- **Task statement**:
State the number of lines where "않습니다" appears. Add nothing else.

- **Given data**:

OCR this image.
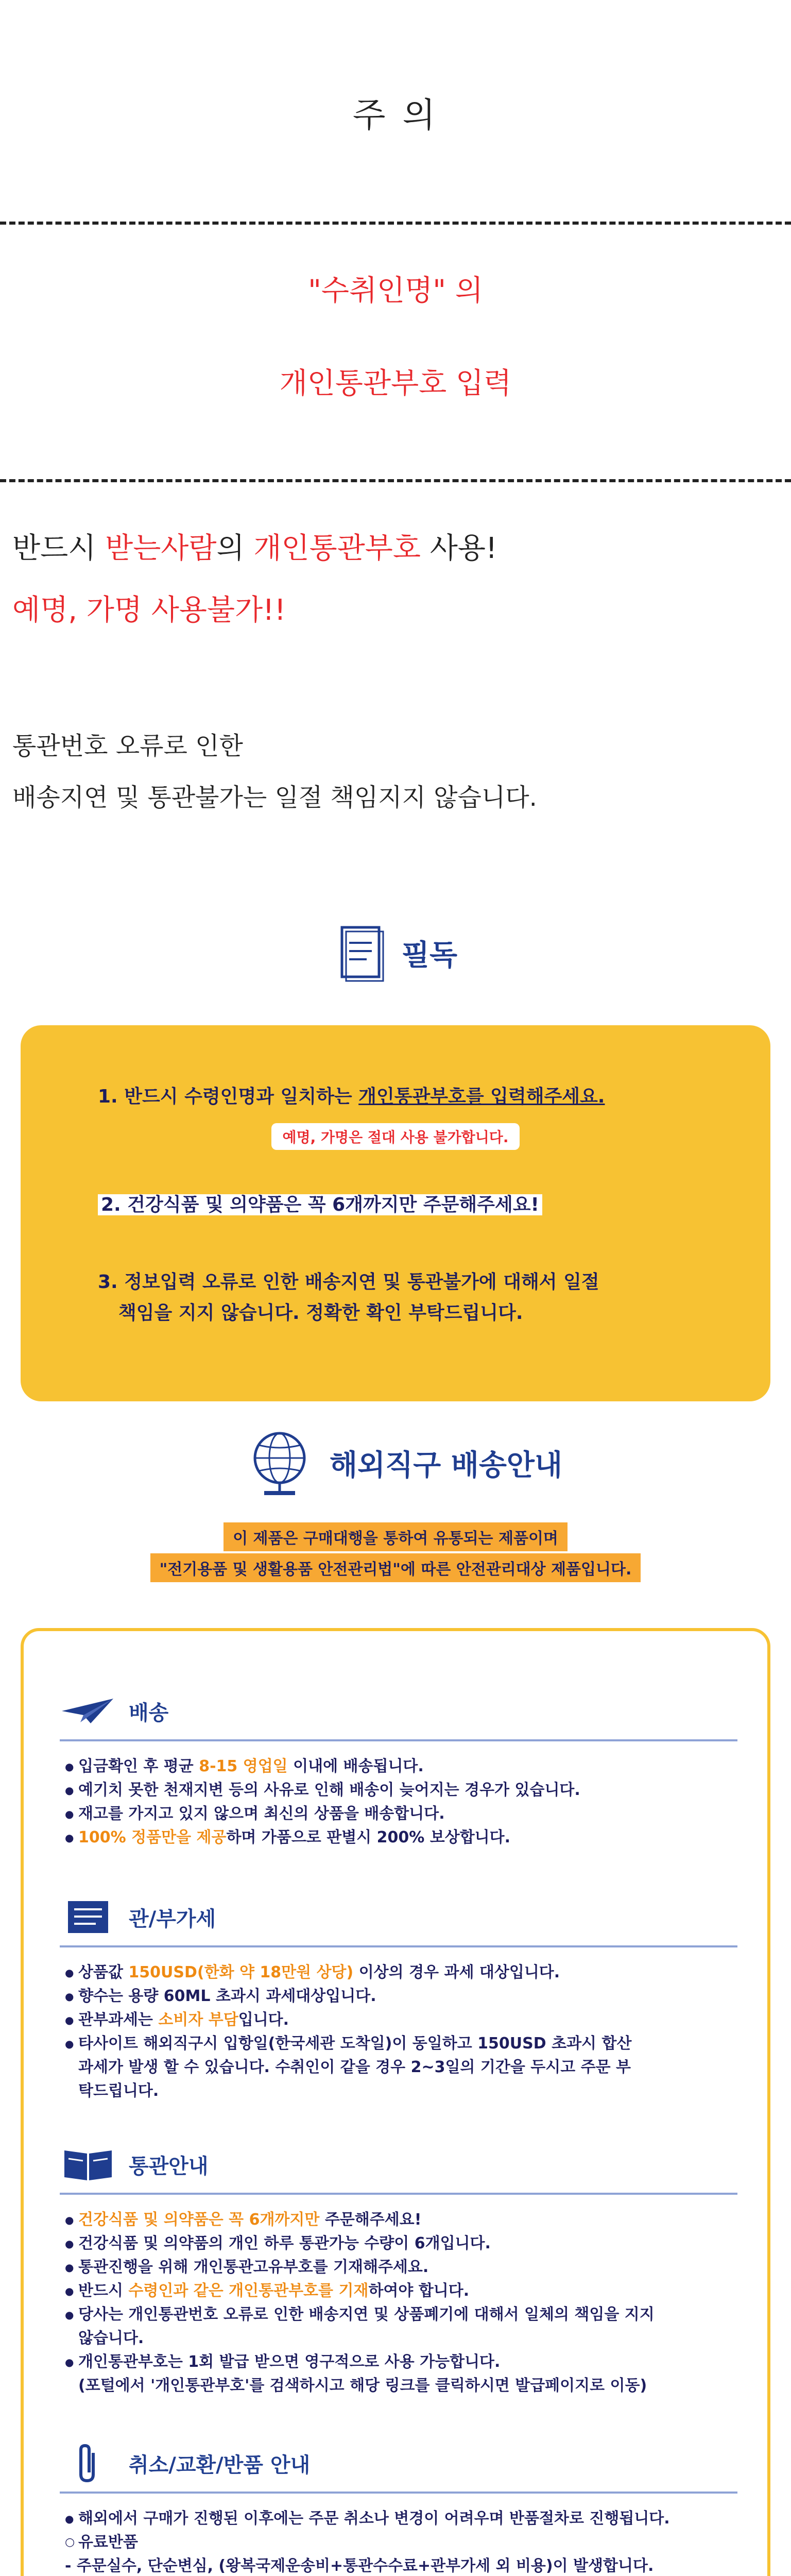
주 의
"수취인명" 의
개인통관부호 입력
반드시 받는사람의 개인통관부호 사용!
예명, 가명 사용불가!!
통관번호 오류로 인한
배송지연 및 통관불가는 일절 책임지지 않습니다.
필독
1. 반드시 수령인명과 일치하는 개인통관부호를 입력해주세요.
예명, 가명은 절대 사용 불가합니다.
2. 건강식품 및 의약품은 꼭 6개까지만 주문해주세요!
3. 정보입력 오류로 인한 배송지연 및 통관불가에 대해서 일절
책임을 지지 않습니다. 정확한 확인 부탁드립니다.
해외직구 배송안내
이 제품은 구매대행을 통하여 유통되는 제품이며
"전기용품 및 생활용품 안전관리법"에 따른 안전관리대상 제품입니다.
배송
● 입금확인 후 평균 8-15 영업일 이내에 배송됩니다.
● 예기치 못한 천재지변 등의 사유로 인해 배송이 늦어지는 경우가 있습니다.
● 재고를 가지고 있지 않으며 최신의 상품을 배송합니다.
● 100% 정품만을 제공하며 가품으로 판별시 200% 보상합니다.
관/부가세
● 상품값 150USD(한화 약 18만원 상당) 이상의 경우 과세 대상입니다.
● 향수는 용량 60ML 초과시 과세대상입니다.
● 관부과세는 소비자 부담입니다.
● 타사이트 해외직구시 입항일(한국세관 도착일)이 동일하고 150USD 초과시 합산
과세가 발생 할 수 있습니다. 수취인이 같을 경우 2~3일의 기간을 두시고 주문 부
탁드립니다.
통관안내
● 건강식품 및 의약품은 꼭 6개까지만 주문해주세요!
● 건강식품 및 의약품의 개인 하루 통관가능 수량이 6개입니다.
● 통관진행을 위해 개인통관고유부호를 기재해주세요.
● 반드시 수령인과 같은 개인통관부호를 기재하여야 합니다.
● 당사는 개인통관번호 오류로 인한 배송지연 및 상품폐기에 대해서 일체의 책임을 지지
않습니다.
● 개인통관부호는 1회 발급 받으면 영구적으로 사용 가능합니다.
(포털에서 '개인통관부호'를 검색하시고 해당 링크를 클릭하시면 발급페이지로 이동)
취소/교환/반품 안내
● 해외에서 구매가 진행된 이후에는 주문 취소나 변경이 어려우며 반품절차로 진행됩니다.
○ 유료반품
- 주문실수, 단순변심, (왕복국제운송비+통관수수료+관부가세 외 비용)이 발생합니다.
...
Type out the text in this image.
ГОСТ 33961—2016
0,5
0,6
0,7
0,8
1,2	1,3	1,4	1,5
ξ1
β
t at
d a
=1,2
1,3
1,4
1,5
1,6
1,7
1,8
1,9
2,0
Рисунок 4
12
* * *
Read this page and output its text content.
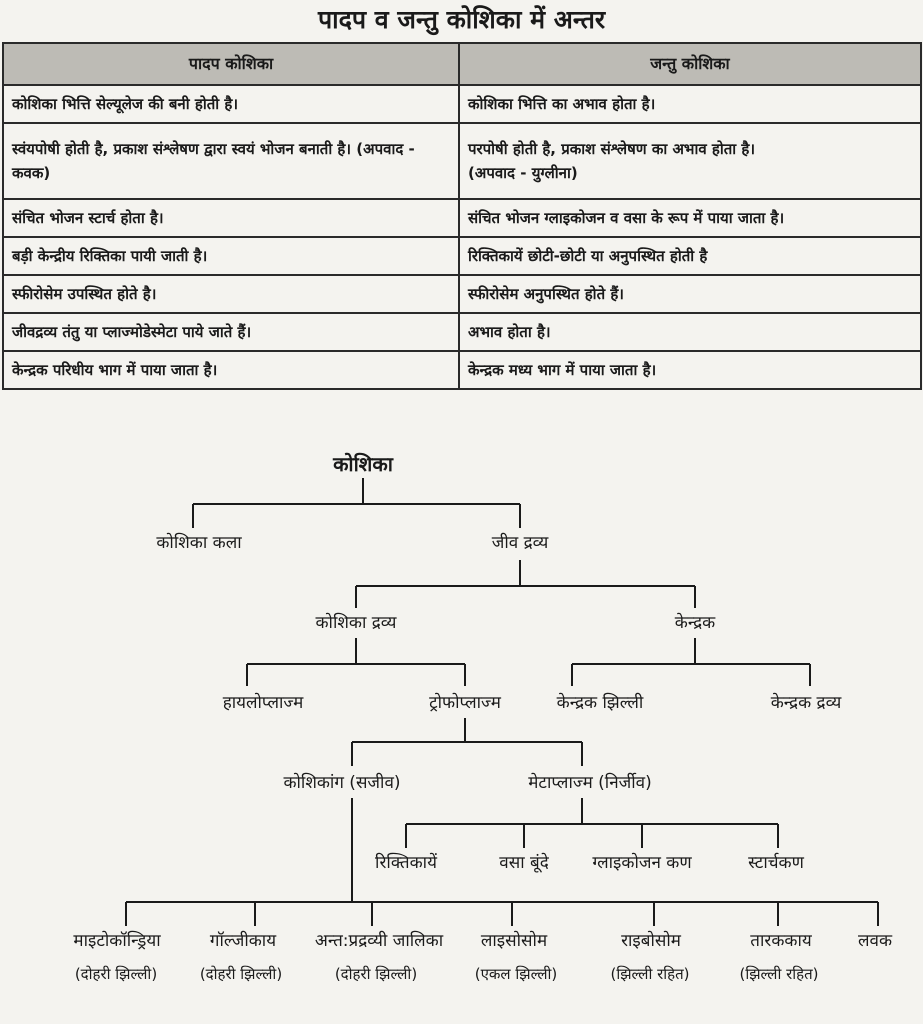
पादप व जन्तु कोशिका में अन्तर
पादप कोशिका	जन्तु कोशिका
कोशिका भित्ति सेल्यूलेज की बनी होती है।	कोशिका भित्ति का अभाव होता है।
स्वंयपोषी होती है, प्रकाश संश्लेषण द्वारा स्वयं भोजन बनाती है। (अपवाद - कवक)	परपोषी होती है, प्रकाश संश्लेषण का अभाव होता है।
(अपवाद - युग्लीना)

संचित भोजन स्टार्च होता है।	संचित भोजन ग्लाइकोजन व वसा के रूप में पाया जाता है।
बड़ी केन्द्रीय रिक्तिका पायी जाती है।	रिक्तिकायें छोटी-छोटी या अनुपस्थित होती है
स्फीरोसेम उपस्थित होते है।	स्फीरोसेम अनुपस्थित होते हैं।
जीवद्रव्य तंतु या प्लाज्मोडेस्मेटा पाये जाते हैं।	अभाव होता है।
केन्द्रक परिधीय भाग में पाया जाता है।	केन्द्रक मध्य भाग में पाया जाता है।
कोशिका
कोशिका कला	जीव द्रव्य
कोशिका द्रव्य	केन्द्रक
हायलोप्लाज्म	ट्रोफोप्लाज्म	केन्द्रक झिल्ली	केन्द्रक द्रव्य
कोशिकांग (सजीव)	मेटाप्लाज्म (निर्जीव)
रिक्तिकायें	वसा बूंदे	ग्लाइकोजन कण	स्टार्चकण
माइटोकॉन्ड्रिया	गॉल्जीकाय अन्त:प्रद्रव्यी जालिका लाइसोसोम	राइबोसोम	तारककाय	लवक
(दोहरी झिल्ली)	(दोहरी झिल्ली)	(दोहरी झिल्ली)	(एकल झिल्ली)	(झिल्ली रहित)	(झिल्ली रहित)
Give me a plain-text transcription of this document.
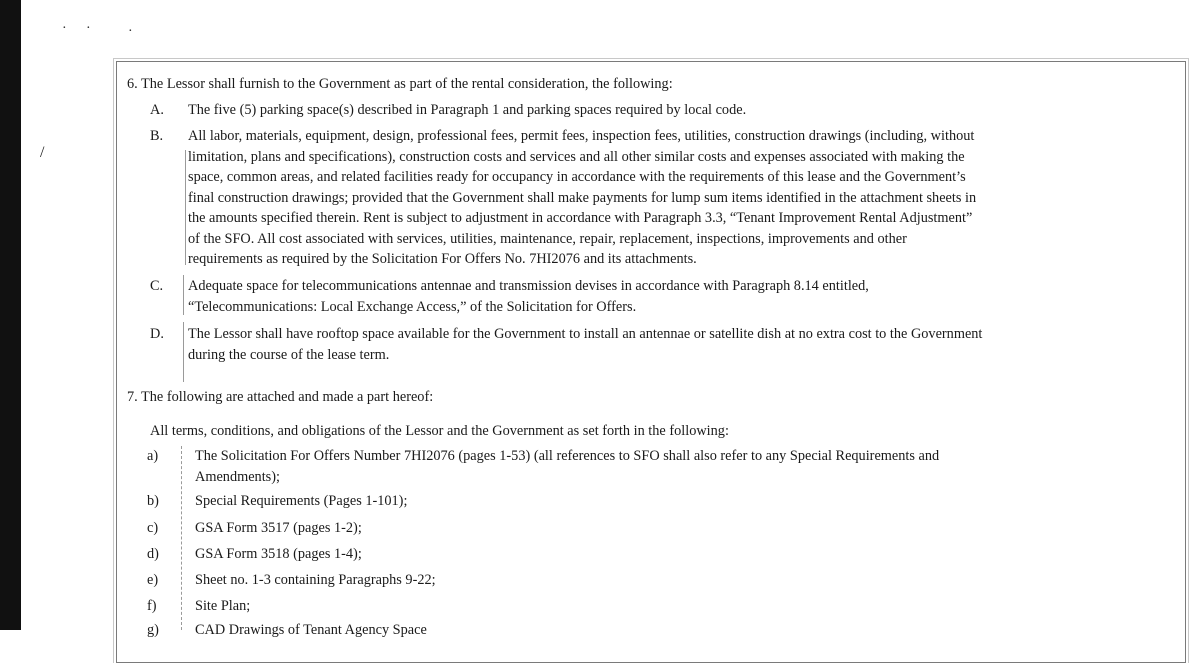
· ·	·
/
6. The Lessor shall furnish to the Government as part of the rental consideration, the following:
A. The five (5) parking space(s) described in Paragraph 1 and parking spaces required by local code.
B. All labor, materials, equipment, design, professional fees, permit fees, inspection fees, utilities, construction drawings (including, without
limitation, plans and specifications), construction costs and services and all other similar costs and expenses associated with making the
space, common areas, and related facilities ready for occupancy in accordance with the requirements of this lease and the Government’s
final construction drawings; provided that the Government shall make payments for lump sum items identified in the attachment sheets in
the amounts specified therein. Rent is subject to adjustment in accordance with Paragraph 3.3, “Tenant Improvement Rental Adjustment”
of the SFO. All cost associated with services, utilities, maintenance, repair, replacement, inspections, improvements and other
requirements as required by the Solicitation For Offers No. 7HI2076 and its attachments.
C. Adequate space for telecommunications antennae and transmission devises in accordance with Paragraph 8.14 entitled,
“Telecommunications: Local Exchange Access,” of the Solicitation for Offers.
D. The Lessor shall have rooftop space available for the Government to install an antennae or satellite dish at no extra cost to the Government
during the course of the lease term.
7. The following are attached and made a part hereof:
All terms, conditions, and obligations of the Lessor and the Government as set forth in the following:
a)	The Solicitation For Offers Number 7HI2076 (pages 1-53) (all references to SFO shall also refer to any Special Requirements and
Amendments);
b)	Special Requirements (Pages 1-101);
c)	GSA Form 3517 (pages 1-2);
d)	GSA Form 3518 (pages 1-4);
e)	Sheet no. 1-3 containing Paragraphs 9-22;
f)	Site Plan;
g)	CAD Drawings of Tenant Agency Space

- **Reply to the task**:
3